§ Extracted information
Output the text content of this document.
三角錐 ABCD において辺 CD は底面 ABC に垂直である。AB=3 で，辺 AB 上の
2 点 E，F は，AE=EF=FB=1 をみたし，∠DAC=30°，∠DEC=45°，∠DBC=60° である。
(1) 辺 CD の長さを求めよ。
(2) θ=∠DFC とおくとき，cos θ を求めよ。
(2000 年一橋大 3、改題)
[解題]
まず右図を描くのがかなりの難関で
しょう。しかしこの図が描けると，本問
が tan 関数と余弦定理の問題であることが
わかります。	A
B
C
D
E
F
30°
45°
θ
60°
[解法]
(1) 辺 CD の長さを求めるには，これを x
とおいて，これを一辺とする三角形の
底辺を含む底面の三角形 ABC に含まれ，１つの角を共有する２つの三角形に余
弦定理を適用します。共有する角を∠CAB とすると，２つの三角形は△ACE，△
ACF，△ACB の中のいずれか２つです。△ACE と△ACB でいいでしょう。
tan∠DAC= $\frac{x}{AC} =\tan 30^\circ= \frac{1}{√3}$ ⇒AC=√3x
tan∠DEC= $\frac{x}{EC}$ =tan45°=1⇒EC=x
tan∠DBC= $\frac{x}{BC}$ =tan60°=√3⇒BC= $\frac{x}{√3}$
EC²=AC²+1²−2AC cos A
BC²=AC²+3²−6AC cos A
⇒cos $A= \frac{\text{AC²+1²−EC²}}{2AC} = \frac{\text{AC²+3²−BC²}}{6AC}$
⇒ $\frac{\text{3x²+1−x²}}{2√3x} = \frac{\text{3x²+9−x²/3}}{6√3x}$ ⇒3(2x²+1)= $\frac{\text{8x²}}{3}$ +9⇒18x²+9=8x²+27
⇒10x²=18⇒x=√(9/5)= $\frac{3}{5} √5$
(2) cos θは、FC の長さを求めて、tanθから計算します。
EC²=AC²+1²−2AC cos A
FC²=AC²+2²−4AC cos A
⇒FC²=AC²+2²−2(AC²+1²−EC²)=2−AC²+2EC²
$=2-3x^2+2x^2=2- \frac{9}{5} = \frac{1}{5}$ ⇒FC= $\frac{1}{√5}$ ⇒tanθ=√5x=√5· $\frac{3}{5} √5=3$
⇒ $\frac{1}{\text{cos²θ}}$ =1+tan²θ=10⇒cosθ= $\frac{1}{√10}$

§ Exercise description
Repeat each of the entries above precisely as given.

§ The response
Output the text content of this document.
三角錐 ABCD において辺 CD は底面 ABC に垂直である。AB=3 で，辺 AB 上の
2 点 E，F は，AE=EF=FB=1 をみたし，∠DAC=30°，∠DEC=45°，∠DBC=60° である。
(1) 辺 CD の長さを求めよ。
(2) θ=∠DFC とおくとき，cos θ を求めよ。
(2000 年一橋大 3、改題)
[解題]
まず右図を描くのがかなりの難関で
しょう。しかしこの図が描けると，本問
が tan 関数と余弦定理の問題であることが
わかります。	A
B
C
D
E
F
30°
45°
θ
60°
[解法]
(1) 辺 CD の長さを求めるには，これを x
とおいて，これを一辺とする三角形の
底辺を含む底面の三角形 ABC に含まれ，１つの角を共有する２つの三角形に余
弦定理を適用します。共有する角を∠CAB とすると，２つの三角形は△ACE，△
ACF，△ACB の中のいずれか２つです。△ACE と△ACB でいいでしょう。
tan∠DAC= $\frac{x}{AC} =\tan 30^\circ= \frac{1}{√3}$ ⇒AC=√3x
tan∠DEC= $\frac{x}{EC}$ =tan45°=1⇒EC=x
tan∠DBC= $\frac{x}{BC}$ =tan60°=√3⇒BC= $\frac{x}{√3}$
EC²=AC²+1²−2AC cos A
BC²=AC²+3²−6AC cos A
⇒cos $A= \frac{\text{AC²+1²−EC²}}{2AC} = \frac{\text{AC²+3²−BC²}}{6AC}$
⇒ $\frac{\text{3x²+1−x²}}{2√3x} = \frac{\text{3x²+9−x²/3}}{6√3x}$ ⇒3(2x²+1)= $\frac{\text{8x²}}{3}$ +9⇒18x²+9=8x²+27
⇒10x²=18⇒x=√(9/5)= $\frac{3}{5} √5$
(2) cos θは、FC の長さを求めて、tanθから計算します。
EC²=AC²+1²−2AC cos A
FC²=AC²+2²−4AC cos A
⇒FC²=AC²+2²−2(AC²+1²−EC²)=2−AC²+2EC²
$=2-3x^2+2x^2=2- \frac{9}{5} = \frac{1}{5}$ ⇒FC= $\frac{1}{√5}$ ⇒tanθ=√5x=√5· $\frac{3}{5} √5=3$
⇒ $\frac{1}{\text{cos²θ}}$ =1+tan²θ=10⇒cosθ= $\frac{1}{√10}$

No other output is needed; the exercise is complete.